§ **ENTRIES SUPPLIED**
-- START --
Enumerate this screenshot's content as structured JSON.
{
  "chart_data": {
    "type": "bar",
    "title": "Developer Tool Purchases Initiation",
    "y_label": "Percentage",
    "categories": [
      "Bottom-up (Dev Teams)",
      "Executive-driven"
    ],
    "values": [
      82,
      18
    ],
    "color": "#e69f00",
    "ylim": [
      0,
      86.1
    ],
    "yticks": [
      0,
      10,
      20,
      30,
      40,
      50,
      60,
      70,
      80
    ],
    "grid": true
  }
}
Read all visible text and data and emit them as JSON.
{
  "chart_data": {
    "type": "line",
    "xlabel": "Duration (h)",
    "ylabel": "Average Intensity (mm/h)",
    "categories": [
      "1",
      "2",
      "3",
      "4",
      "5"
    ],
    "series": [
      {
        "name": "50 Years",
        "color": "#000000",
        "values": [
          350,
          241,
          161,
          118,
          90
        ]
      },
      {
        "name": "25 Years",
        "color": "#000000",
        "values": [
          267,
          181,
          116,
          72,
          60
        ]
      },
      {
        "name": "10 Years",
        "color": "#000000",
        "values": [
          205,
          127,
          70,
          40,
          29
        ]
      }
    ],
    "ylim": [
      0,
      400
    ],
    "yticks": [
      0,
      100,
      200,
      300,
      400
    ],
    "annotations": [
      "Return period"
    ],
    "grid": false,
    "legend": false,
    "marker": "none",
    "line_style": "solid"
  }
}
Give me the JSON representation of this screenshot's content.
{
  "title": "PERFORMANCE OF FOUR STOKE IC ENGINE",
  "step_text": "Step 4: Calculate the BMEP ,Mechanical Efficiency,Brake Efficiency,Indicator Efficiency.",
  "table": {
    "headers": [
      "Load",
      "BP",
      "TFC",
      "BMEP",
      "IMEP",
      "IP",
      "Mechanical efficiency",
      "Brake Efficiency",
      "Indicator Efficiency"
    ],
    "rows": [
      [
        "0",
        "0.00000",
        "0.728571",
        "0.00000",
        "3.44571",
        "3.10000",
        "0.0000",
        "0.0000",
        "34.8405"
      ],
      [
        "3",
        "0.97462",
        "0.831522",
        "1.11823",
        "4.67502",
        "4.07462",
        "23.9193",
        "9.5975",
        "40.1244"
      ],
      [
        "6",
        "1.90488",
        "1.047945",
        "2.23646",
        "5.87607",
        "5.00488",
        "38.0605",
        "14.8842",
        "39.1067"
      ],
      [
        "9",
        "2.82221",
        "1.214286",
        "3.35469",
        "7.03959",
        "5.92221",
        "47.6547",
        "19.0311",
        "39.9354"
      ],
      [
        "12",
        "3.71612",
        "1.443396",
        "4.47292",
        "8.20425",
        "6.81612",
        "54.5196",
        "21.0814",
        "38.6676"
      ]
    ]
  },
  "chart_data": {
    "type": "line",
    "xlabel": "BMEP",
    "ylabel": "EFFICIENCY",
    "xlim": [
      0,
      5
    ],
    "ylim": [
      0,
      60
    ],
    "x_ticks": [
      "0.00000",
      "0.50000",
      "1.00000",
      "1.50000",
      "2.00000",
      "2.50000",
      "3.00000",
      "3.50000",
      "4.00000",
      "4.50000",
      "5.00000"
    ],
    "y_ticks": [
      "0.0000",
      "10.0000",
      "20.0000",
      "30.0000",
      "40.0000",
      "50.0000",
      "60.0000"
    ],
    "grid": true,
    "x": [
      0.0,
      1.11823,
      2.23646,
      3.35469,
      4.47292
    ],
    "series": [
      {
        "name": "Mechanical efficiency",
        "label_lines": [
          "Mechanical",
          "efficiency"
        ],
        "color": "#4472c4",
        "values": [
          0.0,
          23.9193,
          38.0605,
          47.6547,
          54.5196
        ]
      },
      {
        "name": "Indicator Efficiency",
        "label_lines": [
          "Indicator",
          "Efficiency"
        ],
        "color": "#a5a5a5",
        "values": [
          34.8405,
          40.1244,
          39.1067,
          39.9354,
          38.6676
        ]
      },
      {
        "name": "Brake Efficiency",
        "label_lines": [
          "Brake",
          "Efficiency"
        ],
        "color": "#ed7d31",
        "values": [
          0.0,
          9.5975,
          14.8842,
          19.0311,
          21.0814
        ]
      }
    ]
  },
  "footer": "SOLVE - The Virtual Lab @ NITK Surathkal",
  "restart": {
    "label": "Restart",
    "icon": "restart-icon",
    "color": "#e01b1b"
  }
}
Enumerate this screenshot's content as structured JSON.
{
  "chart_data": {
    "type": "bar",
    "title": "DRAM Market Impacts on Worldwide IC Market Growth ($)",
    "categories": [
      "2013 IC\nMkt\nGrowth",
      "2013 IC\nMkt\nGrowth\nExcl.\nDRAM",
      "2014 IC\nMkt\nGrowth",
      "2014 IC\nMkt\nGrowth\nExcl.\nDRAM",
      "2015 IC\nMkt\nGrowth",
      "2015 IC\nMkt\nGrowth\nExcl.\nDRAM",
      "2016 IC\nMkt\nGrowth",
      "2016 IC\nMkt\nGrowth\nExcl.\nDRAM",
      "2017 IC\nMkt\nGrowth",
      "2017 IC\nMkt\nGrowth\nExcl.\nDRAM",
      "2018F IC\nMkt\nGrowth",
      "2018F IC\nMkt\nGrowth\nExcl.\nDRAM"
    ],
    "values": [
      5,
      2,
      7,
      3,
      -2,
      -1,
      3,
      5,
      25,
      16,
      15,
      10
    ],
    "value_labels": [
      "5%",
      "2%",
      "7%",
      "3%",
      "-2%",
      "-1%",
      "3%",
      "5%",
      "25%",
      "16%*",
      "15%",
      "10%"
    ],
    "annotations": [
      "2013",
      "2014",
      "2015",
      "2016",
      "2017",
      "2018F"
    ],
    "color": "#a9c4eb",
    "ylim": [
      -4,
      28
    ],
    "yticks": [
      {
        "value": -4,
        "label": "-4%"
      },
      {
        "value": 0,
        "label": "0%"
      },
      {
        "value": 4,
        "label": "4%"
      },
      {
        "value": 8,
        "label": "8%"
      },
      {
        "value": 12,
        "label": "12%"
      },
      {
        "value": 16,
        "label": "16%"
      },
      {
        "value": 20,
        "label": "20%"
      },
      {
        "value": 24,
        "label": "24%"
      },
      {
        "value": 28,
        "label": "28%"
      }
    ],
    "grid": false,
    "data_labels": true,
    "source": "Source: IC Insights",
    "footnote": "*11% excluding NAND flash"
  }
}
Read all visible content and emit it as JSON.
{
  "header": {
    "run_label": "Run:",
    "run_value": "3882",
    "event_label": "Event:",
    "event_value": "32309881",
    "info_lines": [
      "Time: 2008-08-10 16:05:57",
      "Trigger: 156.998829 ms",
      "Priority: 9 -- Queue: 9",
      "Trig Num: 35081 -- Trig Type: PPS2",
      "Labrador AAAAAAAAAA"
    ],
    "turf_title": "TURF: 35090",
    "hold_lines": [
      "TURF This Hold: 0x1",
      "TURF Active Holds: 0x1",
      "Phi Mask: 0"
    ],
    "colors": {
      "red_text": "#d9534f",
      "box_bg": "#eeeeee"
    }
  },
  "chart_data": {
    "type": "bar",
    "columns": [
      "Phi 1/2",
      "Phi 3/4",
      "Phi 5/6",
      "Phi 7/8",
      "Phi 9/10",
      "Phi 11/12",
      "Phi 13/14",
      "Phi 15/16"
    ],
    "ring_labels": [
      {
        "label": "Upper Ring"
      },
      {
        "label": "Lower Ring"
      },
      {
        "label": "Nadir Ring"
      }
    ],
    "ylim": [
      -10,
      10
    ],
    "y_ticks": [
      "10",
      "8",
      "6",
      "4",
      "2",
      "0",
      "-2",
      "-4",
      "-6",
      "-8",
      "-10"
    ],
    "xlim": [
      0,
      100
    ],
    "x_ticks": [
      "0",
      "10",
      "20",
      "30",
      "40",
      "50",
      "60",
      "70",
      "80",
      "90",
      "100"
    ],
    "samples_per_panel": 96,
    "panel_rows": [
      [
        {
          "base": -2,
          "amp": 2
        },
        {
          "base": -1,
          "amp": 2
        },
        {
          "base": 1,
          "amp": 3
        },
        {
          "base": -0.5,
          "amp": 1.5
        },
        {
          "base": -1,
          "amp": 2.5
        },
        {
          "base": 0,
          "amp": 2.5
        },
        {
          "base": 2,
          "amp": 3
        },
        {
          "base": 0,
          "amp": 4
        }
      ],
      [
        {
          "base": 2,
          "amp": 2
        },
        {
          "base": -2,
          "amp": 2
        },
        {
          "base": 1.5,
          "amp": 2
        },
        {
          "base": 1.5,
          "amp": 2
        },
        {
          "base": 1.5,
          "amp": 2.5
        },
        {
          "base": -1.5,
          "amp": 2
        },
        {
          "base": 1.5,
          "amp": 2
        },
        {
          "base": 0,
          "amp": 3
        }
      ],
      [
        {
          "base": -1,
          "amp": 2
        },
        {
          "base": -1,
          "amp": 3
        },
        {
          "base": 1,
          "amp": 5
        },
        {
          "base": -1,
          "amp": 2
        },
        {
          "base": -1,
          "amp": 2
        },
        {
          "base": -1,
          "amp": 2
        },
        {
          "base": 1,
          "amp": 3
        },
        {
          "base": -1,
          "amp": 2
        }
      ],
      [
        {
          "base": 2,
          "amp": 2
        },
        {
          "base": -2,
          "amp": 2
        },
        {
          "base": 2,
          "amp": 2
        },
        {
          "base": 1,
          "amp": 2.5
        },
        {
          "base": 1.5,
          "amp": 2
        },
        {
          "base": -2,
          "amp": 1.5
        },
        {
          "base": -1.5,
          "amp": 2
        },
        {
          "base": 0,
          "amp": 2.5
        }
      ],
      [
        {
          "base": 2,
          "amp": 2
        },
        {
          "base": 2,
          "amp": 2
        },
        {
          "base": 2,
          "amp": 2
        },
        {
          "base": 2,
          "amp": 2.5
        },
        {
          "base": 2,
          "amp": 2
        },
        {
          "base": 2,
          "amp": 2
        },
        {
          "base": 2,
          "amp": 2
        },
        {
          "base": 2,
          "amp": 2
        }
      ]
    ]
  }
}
-- END --
§ **EXERCISE OBJECTIVE**
Find the word "Read" in the data and copy out each line where it turns up.

§ **TASK OUTPUT**
Read all visible text and data and emit them as JSON.
Read all visible content and emit it as JSON.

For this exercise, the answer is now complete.